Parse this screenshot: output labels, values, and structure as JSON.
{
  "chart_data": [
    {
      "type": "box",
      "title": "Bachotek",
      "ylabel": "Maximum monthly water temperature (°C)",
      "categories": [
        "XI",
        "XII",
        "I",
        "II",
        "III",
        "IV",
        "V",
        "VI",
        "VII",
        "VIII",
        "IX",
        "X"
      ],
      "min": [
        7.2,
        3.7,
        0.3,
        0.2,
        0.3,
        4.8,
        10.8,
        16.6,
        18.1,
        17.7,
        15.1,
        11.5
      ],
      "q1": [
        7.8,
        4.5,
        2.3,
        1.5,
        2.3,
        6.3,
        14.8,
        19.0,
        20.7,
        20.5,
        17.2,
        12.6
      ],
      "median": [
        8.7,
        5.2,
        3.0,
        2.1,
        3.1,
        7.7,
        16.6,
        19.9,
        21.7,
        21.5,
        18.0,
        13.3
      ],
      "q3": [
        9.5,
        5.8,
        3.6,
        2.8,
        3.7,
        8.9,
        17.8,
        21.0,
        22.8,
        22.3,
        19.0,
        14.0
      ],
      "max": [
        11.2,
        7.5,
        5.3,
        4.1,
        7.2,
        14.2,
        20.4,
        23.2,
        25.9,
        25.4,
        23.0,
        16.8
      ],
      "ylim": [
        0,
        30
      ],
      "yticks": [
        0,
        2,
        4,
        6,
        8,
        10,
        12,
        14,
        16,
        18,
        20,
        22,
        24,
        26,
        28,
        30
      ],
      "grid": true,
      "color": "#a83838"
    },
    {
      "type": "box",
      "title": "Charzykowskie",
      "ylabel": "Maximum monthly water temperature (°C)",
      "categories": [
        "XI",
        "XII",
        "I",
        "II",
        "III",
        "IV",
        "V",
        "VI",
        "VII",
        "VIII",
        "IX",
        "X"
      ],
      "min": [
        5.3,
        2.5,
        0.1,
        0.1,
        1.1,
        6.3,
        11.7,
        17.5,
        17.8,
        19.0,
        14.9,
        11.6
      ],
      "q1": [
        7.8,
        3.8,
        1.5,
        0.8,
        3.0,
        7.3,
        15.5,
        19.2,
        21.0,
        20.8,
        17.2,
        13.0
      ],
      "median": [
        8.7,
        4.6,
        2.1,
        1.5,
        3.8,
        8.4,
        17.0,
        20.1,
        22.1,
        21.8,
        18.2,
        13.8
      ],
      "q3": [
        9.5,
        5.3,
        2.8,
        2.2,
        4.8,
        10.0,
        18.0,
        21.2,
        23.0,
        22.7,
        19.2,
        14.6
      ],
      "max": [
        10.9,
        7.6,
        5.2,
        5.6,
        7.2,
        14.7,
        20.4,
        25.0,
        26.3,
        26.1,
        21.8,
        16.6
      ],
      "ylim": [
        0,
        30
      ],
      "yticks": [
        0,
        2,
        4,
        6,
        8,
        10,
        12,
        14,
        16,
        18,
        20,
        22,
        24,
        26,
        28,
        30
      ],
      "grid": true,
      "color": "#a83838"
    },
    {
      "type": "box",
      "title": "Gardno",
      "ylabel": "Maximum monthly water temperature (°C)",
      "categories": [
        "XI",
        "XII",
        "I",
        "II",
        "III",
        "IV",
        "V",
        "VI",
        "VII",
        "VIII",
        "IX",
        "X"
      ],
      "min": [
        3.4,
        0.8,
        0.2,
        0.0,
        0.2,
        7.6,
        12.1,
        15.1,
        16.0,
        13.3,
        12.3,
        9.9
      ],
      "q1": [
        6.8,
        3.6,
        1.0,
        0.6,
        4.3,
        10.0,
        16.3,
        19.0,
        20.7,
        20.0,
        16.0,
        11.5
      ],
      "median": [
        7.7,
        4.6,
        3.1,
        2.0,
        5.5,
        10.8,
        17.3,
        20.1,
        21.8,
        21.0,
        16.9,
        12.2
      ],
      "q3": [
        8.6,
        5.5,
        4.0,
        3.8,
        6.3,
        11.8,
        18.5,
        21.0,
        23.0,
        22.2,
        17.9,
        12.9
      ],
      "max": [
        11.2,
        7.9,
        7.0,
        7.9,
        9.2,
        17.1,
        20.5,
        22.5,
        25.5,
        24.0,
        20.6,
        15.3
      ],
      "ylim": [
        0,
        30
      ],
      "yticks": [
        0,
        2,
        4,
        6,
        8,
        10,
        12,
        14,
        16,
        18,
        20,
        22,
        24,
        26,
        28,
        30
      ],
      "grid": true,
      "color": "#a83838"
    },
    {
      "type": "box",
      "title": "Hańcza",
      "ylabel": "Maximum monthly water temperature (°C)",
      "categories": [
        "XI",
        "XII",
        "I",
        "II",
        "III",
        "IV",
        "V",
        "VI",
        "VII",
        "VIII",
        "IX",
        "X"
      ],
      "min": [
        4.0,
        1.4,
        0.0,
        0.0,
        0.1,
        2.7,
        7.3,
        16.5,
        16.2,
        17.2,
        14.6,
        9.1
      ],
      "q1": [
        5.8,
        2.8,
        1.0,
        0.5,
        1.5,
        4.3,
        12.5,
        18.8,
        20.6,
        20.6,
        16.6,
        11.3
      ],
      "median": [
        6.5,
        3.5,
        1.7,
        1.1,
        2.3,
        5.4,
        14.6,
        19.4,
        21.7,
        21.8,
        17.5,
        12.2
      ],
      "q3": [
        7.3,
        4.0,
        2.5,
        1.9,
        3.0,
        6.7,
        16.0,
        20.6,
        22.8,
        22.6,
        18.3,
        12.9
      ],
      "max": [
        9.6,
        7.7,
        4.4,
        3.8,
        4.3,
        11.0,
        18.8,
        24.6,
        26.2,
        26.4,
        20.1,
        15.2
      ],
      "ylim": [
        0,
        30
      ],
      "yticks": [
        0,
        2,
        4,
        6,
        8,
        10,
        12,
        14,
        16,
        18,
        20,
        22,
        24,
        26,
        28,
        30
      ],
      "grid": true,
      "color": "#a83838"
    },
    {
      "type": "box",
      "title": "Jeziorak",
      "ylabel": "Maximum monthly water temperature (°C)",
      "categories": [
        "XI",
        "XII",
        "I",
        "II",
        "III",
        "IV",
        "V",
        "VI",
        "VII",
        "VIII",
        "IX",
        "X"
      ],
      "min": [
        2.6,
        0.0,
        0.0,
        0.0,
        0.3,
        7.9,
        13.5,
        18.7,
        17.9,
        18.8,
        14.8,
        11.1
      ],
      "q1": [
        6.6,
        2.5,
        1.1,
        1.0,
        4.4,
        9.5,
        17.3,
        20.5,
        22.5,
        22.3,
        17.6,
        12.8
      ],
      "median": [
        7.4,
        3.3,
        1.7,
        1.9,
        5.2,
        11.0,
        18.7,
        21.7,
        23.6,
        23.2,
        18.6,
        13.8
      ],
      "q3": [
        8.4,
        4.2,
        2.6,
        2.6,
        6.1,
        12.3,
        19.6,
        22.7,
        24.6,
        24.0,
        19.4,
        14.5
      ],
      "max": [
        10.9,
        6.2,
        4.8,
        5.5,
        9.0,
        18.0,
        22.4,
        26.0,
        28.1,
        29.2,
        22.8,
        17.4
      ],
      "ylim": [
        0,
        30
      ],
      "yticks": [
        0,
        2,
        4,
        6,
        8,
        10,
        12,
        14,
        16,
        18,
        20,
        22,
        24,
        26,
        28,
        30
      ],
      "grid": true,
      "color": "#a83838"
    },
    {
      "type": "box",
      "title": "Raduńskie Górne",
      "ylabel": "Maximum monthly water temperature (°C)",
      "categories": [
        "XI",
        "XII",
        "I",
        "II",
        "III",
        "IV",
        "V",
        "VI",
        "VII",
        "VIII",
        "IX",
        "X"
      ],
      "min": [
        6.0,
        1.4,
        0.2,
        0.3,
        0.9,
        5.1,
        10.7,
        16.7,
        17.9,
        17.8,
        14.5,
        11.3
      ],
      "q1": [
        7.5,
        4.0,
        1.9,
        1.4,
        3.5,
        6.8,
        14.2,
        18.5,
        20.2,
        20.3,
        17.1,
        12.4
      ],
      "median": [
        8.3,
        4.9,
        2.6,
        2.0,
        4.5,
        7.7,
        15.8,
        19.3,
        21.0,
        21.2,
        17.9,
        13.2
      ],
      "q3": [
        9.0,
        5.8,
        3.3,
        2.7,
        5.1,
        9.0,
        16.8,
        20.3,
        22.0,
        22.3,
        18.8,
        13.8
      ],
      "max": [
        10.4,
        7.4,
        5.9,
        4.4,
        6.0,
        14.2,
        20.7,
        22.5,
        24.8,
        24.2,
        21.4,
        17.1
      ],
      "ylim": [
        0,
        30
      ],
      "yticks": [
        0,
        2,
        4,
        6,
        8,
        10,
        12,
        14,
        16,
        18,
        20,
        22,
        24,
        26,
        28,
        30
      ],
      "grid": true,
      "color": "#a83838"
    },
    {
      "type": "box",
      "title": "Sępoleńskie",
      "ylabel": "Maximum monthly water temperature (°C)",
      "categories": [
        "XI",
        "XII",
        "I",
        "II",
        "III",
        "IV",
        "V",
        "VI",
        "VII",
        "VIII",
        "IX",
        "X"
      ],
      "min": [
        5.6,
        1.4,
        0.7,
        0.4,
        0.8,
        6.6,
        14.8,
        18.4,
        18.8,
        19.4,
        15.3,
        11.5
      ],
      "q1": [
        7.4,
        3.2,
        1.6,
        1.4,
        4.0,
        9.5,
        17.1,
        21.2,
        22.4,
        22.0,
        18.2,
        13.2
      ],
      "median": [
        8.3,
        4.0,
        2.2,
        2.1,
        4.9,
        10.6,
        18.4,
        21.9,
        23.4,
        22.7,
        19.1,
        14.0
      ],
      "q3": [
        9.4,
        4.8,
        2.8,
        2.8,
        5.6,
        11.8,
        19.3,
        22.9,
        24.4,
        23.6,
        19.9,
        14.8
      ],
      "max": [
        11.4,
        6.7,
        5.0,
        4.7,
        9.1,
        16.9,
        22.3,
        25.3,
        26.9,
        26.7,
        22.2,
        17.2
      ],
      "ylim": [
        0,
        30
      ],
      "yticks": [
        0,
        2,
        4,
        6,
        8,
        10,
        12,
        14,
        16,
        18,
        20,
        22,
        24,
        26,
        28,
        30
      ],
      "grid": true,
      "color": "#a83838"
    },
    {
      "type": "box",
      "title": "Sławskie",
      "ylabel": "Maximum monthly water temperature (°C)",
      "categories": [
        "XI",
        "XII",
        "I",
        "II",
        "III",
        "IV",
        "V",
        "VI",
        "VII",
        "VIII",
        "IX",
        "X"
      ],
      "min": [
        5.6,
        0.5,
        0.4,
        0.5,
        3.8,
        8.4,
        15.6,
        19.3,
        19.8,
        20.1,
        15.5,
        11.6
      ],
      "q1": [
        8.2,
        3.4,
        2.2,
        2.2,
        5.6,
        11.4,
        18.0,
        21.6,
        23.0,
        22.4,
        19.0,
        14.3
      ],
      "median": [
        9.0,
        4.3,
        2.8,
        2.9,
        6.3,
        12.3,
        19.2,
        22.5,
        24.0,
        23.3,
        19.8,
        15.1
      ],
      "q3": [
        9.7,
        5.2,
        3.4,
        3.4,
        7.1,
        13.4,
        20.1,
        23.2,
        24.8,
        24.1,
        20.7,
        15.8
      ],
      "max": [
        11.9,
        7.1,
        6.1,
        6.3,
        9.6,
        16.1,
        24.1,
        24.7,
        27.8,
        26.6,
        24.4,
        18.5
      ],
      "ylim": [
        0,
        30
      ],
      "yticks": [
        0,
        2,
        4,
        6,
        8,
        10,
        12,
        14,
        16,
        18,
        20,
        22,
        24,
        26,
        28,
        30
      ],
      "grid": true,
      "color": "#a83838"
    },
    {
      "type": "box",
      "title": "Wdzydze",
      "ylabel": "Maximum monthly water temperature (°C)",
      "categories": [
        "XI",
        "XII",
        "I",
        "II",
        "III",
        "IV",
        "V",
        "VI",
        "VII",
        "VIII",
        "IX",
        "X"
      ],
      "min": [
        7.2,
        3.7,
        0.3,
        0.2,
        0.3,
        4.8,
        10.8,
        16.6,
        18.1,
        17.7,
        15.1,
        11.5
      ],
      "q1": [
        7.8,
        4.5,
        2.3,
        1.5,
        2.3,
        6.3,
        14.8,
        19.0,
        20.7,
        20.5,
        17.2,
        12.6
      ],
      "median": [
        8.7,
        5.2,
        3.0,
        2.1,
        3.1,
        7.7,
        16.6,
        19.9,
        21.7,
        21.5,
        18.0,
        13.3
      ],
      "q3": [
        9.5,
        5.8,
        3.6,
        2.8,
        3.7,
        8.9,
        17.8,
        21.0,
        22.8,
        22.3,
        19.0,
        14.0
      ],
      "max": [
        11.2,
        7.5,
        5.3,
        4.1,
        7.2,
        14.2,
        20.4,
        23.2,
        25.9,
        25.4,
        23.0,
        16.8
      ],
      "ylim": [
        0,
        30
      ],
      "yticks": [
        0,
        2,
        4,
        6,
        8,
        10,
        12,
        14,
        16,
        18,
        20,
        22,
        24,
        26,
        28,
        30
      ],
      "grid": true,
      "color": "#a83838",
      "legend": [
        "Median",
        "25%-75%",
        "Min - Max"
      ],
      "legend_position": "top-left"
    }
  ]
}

EXERCISE TASK: Which lines hold the word "title"? Copy all of them.

RESPONSE BELOW:
      "title": "Bachotek",
      "title": "Charzykowskie",
      "title": "Gardno",
      "title": "Hańcza",
      "title": "Jeziorak",
      "title": "Raduńskie Górne",
      "title": "Sępoleńskie",
      "title": "Sławskie",
      "title": "Wdzydze",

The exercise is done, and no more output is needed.